# start of Dataset content
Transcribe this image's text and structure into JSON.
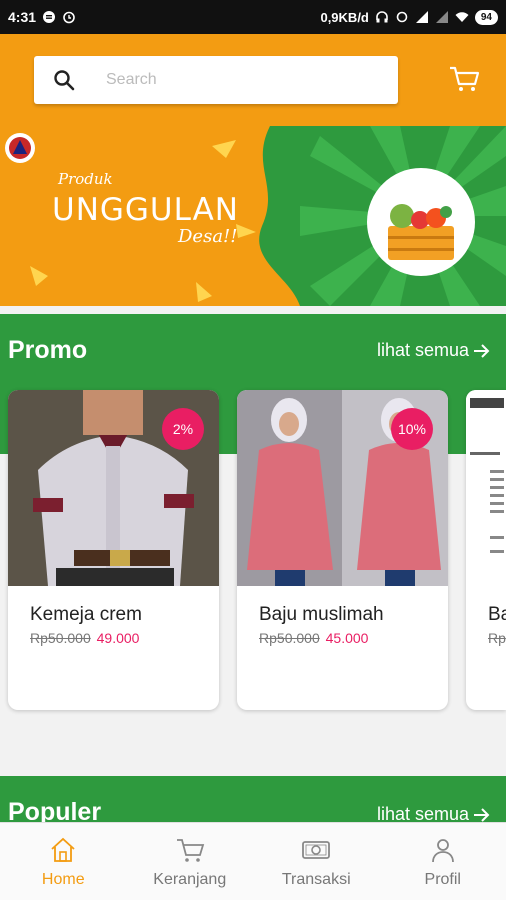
{
  "status_bar": {
    "time": "4:31",
    "network_speed": "0,9KB/d",
    "battery": "94"
  },
  "search": {
    "placeholder": "Search"
  },
  "banner": {
    "line1": "Produk",
    "line2": "UNGGULAN",
    "line3": "Desa!!",
    "active_slide": 2,
    "slides": 3
  },
  "promo": {
    "title": "Promo",
    "see_all": "lihat semua",
    "products": [
      {
        "name": "Kemeja crem",
        "currency": "Rp",
        "old_price": "50.000",
        "new_price": "49.000",
        "discount": "2%"
      },
      {
        "name": "Baju muslimah",
        "currency": "Rp",
        "old_price": "50.000",
        "new_price": "45.000",
        "discount": "10%"
      },
      {
        "name": "Ba",
        "currency": "Rp",
        "old_price": "",
        "new_price": "",
        "discount": ""
      }
    ]
  },
  "populer": {
    "title": "Populer",
    "see_all": "lihat semua"
  },
  "bottom_nav": {
    "items": [
      {
        "label": "Home",
        "icon": "home-icon",
        "active": true
      },
      {
        "label": "Keranjang",
        "icon": "cart-icon",
        "active": false
      },
      {
        "label": "Transaksi",
        "icon": "money-icon",
        "active": false
      },
      {
        "label": "Profil",
        "icon": "person-icon",
        "active": false
      }
    ]
  },
  "colors": {
    "accent_orange": "#f39c12",
    "section_green": "#2e9a3e",
    "price_pink": "#e91e63"
  }
}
# end of Dataset content
**Given task:** Quote the listing above in full, except for the pictures.

**Answer to the task:**
Transcribe this image's text and structure into JSON.
{
  "status_bar": {
    "time": "4:31",
    "network_speed": "0,9KB/d",
    "battery": "94"
  },
  "search": {
    "placeholder": "Search"
  },
  "banner": {
    "line1": "Produk",
    "line2": "UNGGULAN",
    "line3": "Desa!!",
    "active_slide": 2,
    "slides": 3
  },
  "promo": {
    "title": "Promo",
    "see_all": "lihat semua",
    "products": [
      {
        "name": "Kemeja crem",
        "currency": "Rp",
        "old_price": "50.000",
        "new_price": "49.000",
        "discount": "2%"
      },
      {
        "name": "Baju muslimah",
        "currency": "Rp",
        "old_price": "50.000",
        "new_price": "45.000",
        "discount": "10%"
      },
      {
        "name": "Ba",
        "currency": "Rp",
        "old_price": "",
        "new_price": "",
        "discount": ""
      }
    ]
  },
  "populer": {
    "title": "Populer",
    "see_all": "lihat semua"
  },
  "bottom_nav": {
    "items": [
      {
        "label": "Home",
        "icon": "home-icon",
        "active": true
      },
      {
        "label": "Keranjang",
        "icon": "cart-icon",
        "active": false
      },
      {
        "label": "Transaksi",
        "icon": "money-icon",
        "active": false
      },
      {
        "label": "Profil",
        "icon": "person-icon",
        "active": false
      }
    ]
  },
  "colors": {
    "accent_orange": "#f39c12",
    "section_green": "#2e9a3e",
    "price_pink": "#e91e63"
  }
}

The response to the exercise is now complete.